Each line that includes "document" counts once; give the total and nothing besides.

■ Data provided:
__________________________________________________
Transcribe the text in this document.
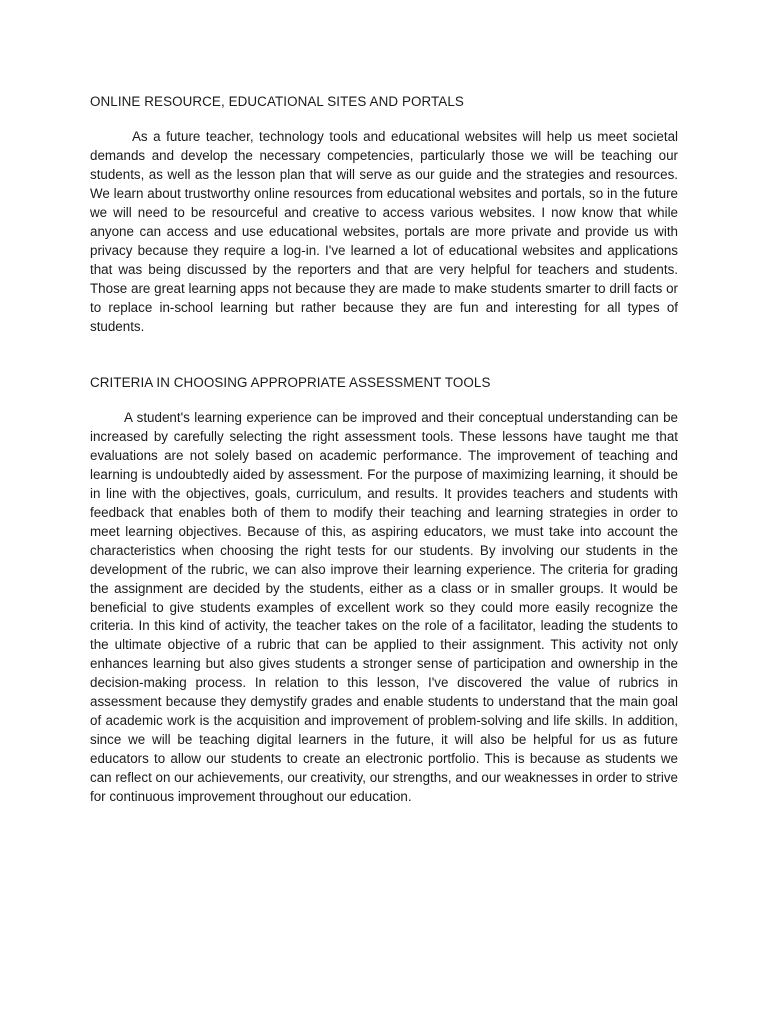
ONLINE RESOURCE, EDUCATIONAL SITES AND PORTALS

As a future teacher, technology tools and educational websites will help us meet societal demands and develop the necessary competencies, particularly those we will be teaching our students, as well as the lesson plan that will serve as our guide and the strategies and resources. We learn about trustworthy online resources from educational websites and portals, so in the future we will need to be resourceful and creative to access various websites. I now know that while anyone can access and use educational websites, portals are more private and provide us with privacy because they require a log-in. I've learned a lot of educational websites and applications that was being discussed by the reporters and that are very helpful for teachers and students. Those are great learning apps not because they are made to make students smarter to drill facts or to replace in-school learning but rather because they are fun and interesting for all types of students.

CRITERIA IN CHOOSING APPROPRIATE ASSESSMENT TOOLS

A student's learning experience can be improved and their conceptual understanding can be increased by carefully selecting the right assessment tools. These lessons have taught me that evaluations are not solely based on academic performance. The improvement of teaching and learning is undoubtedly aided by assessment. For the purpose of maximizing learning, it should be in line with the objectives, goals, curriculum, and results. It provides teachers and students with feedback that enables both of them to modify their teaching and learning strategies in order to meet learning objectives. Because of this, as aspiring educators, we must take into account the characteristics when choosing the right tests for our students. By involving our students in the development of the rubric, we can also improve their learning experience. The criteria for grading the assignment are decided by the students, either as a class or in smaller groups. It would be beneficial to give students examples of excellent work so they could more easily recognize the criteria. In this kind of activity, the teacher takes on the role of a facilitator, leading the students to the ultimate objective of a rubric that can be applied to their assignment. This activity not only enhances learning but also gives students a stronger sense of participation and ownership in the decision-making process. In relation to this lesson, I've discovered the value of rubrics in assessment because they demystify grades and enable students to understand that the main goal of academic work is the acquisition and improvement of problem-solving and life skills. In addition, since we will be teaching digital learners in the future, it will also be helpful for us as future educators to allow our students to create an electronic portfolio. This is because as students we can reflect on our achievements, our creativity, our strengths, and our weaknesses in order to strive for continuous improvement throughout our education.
__________________________________________________
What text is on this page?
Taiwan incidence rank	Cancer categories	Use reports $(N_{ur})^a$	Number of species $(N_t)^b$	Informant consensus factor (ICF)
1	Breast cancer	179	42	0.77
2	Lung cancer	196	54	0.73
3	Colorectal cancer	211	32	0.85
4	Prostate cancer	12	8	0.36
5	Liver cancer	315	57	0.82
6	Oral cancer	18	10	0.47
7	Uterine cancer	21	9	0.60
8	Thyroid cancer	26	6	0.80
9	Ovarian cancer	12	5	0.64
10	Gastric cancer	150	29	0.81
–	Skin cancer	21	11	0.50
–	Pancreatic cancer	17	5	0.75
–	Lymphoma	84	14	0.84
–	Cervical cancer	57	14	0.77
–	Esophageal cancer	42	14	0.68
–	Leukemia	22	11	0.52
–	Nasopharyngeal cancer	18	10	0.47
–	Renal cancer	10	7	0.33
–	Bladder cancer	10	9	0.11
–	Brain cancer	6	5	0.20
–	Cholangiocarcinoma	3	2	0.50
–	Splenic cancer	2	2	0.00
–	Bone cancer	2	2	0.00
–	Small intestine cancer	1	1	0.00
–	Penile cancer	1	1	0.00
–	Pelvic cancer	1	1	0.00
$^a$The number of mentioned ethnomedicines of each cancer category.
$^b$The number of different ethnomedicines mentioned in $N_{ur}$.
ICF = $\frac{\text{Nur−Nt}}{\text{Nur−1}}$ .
__________________________________________________
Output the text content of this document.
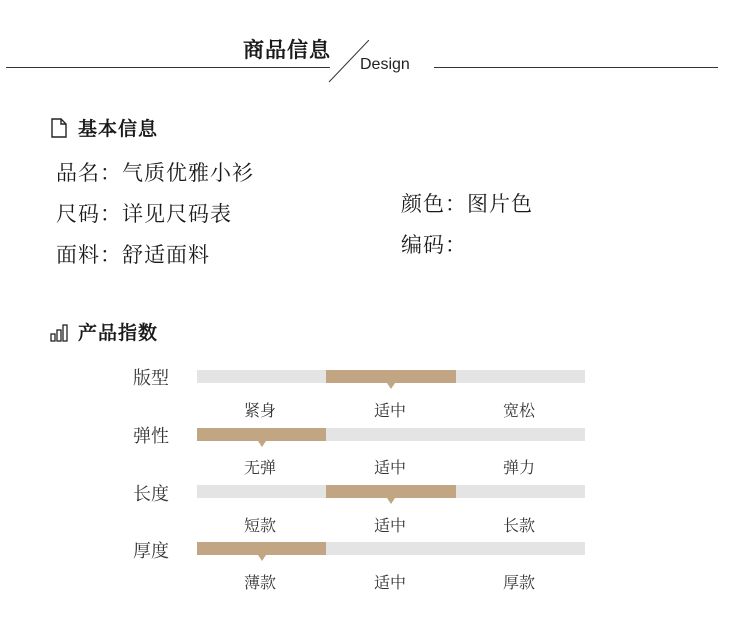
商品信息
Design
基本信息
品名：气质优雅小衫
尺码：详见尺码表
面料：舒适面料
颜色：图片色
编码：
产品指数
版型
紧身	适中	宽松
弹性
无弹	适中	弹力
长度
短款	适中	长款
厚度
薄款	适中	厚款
__________________________________________________
■ Task result:
2